**** Listed entries ****
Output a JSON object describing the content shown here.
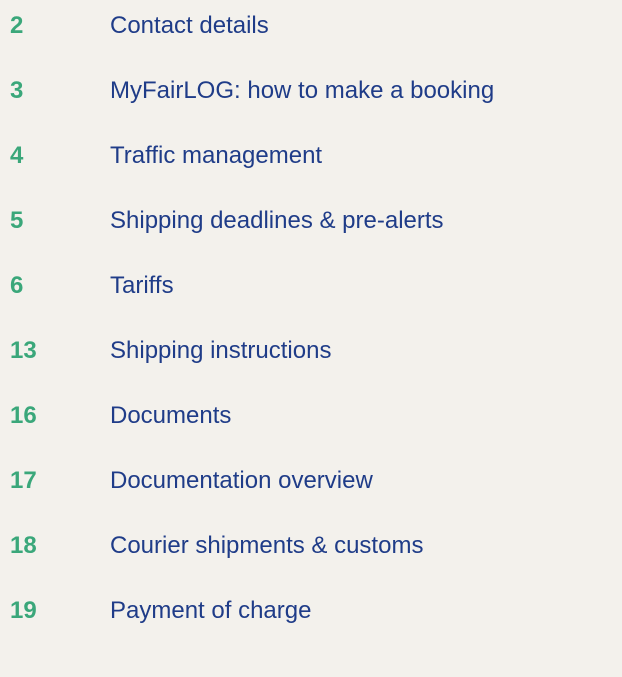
{
  "toc": {
    "entries": [
      {
        "page": "2",
        "title": "Contact details"
      },
      {
        "page": "3",
        "title": "MyFairLOG: how to make a booking"
      },
      {
        "page": "4",
        "title": "Traffic management"
      },
      {
        "page": "5",
        "title": "Shipping deadlines & pre-alerts"
      },
      {
        "page": "6",
        "title": "Tariffs"
      },
      {
        "page": "13",
        "title": "Shipping instructions"
      },
      {
        "page": "16",
        "title": "Documents"
      },
      {
        "page": "17",
        "title": "Documentation overview"
      },
      {
        "page": "18",
        "title": "Courier shipments & customs"
      },
      {
        "page": "19",
        "title": "Payment of charge"
      }
    ]
  },
  "colors": {
    "background": "#f3f1ec",
    "page_number": "#3aa77a",
    "title": "#1f3c88"
  }
}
****
Task details: Using the data above, write out every line exactly, leaving the images behind.

Exercise output:
Output a JSON object describing the content shown here.
{
  "toc": {
    "entries": [
      {
        "page": "2",
        "title": "Contact details"
      },
      {
        "page": "3",
        "title": "MyFairLOG: how to make a booking"
      },
      {
        "page": "4",
        "title": "Traffic management"
      },
      {
        "page": "5",
        "title": "Shipping deadlines & pre-alerts"
      },
      {
        "page": "6",
        "title": "Tariffs"
      },
      {
        "page": "13",
        "title": "Shipping instructions"
      },
      {
        "page": "16",
        "title": "Documents"
      },
      {
        "page": "17",
        "title": "Documentation overview"
      },
      {
        "page": "18",
        "title": "Courier shipments & customs"
      },
      {
        "page": "19",
        "title": "Payment of charge"
      }
    ]
  },
  "colors": {
    "background": "#f3f1ec",
    "page_number": "#3aa77a",
    "title": "#1f3c88"
  }
}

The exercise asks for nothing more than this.